"""
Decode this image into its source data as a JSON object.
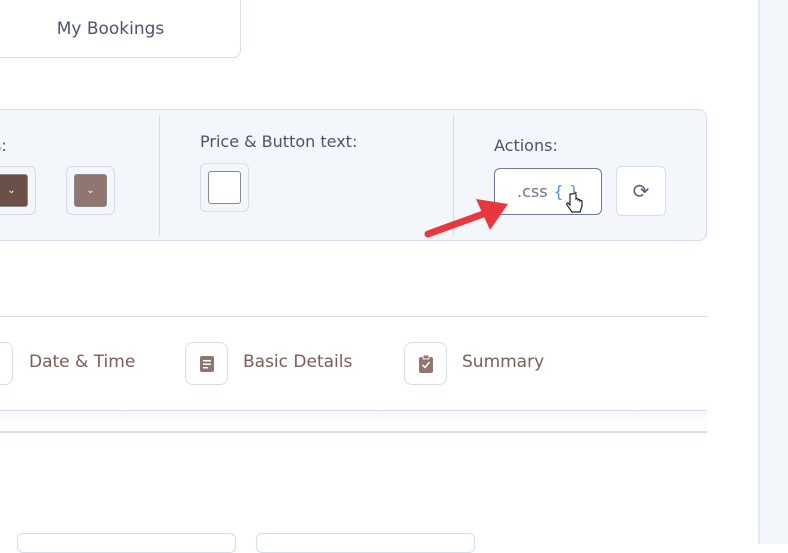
{
  "top_tab": {
    "label": "My Bookings"
  },
  "customize_panel": {
    "colors_label_partial": "s:",
    "swatches": [
      {
        "color": "#6b5048"
      },
      {
        "color": "#917570"
      }
    ],
    "price_label": "Price & Button text:",
    "price_swatch_color": "#ffffff",
    "actions_label": "Actions:",
    "css_button": {
      "label": ".css",
      "braces": "{ }"
    },
    "refresh_icon": "refresh-icon"
  },
  "steps": [
    {
      "label": "Date & Time",
      "icon": "calendar-icon"
    },
    {
      "label": "Basic Details",
      "icon": "document-icon"
    },
    {
      "label": "Summary",
      "icon": "clipboard-check-icon"
    }
  ],
  "colors": {
    "accent": "#917570",
    "arrow": "#e8383d",
    "border": "#d5dcea",
    "panel_bg": "#f3f6fb"
  }
}
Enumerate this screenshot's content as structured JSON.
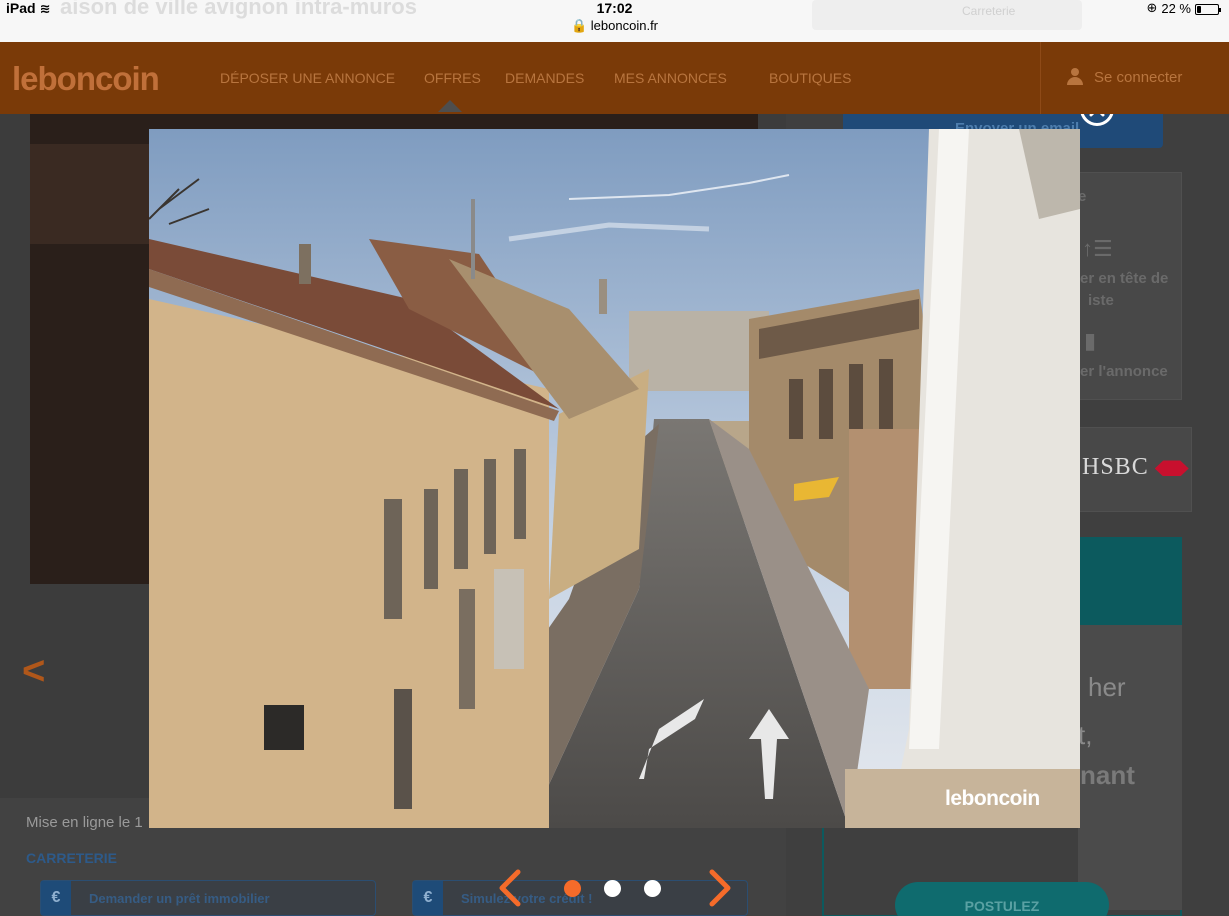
{
  "status_bar": {
    "device": "iPad",
    "time": "17:02",
    "url": "leboncoin.fr",
    "battery": "22 %",
    "battery_level": 0.22
  },
  "background_page": {
    "title_partial": "aison de ville avignon intra-muros",
    "top_chip": "Carreterie",
    "header": {
      "logo": "leboncoin",
      "nav": [
        "DÉPOSER UNE ANNONCE",
        "OFFRES",
        "DEMANDES",
        "MES ANNONCES",
        "BOUTIQUES"
      ],
      "active_nav": "OFFRES",
      "login": "Se connecter"
    },
    "email_button": "Envoyer un email",
    "actions": {
      "top_up_line1": "er en tête de",
      "top_up_line2": "iste",
      "delete": "er l'annonce",
      "partial_e": "e"
    },
    "partner": "HSBC",
    "ad": {
      "line1": "her",
      "line2": "t,",
      "line3": "nant",
      "cta": "POSTULEZ"
    },
    "published_partial": "Mise en ligne le 1",
    "location": "CARRETERIE",
    "buttons": [
      "Demander un prêt immobilier",
      "Simulez votre crédit !"
    ],
    "euro_symbol": "€"
  },
  "lightbox": {
    "watermark": "leboncoin",
    "slide_count": 3,
    "active_slide": 0
  },
  "colors": {
    "brand_orange": "#f56b2a",
    "header_dimmed": "#7a3a08",
    "overlay": "#2b2b2b"
  }
}
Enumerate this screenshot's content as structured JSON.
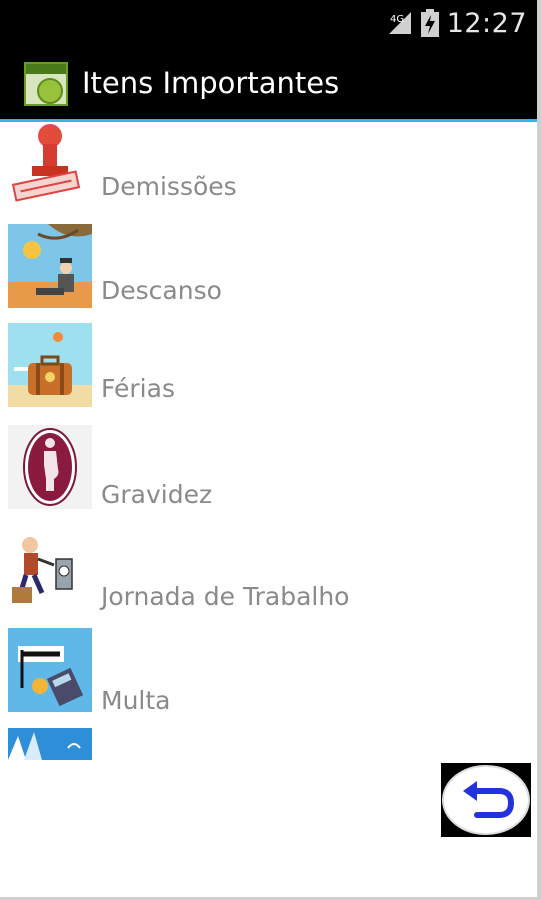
"""
DIRECTIONS
Quote every entry exactly, with the pictures omitted.

ANSWER BELOW
Decode this image into its source data as a JSON object.
{
  "top_tab": {
    "label": "My Bookings"
  },
  "customize_panel": {
    "colors_label_partial": "s:",
    "swatches": [
      {
        "color": "#6b5048"
      },
      {
        "color": "#917570"
      }
    ],
    "price_label": "Price & Button text:",
    "price_swatch_color": "#ffffff",
    "actions_label": "Actions:",
    "css_button": {
      "label": ".css",
      "braces": "{ }"
    },
    "refresh_icon": "refresh-icon"
  },
  "steps": [
    {
      "label": "Date & Time",
      "icon": "calendar-icon"
    },
    {
      "label": "Basic Details",
      "icon": "document-icon"
    },
    {
      "label": "Summary",
      "icon": "clipboard-check-icon"
    }
  ],
  "colors": {
    "accent": "#917570",
    "arrow": "#e8383d",
    "border": "#d5dcea",
    "panel_bg": "#f3f6fb"
  }
}
Enumerate this screenshot's content as structured JSON.
{
  "status_bar": {
    "device": "iPad",
    "time": "17:02",
    "url": "leboncoin.fr",
    "battery": "22 %",
    "battery_level": 0.22
  },
  "background_page": {
    "title_partial": "aison de ville avignon intra-muros",
    "top_chip": "Carreterie",
    "header": {
      "logo": "leboncoin",
      "nav": [
        "DÉPOSER UNE ANNONCE",
        "OFFRES",
        "DEMANDES",
        "MES ANNONCES",
        "BOUTIQUES"
      ],
      "active_nav": "OFFRES",
      "login": "Se connecter"
    },
    "email_button": "Envoyer un email",
    "actions": {
      "top_up_line1": "er en tête de",
      "top_up_line2": "iste",
      "delete": "er l'annonce",
      "partial_e": "e"
    },
    "partner": "HSBC",
    "ad": {
      "line1": "her",
      "line2": "t,",
      "line3": "nant",
      "cta": "POSTULEZ"
    },
    "published_partial": "Mise en ligne le 1",
    "location": "CARRETERIE",
    "buttons": [
      "Demander un prêt immobilier",
      "Simulez votre crédit !"
    ],
    "euro_symbol": "€"
  },
  "lightbox": {
    "watermark": "leboncoin",
    "slide_count": 3,
    "active_slide": 0
  },
  "colors": {
    "brand_orange": "#f56b2a",
    "header_dimmed": "#7a3a08",
    "overlay": "#2b2b2b"
  }
}
Enumerate this screenshot's content as structured JSON.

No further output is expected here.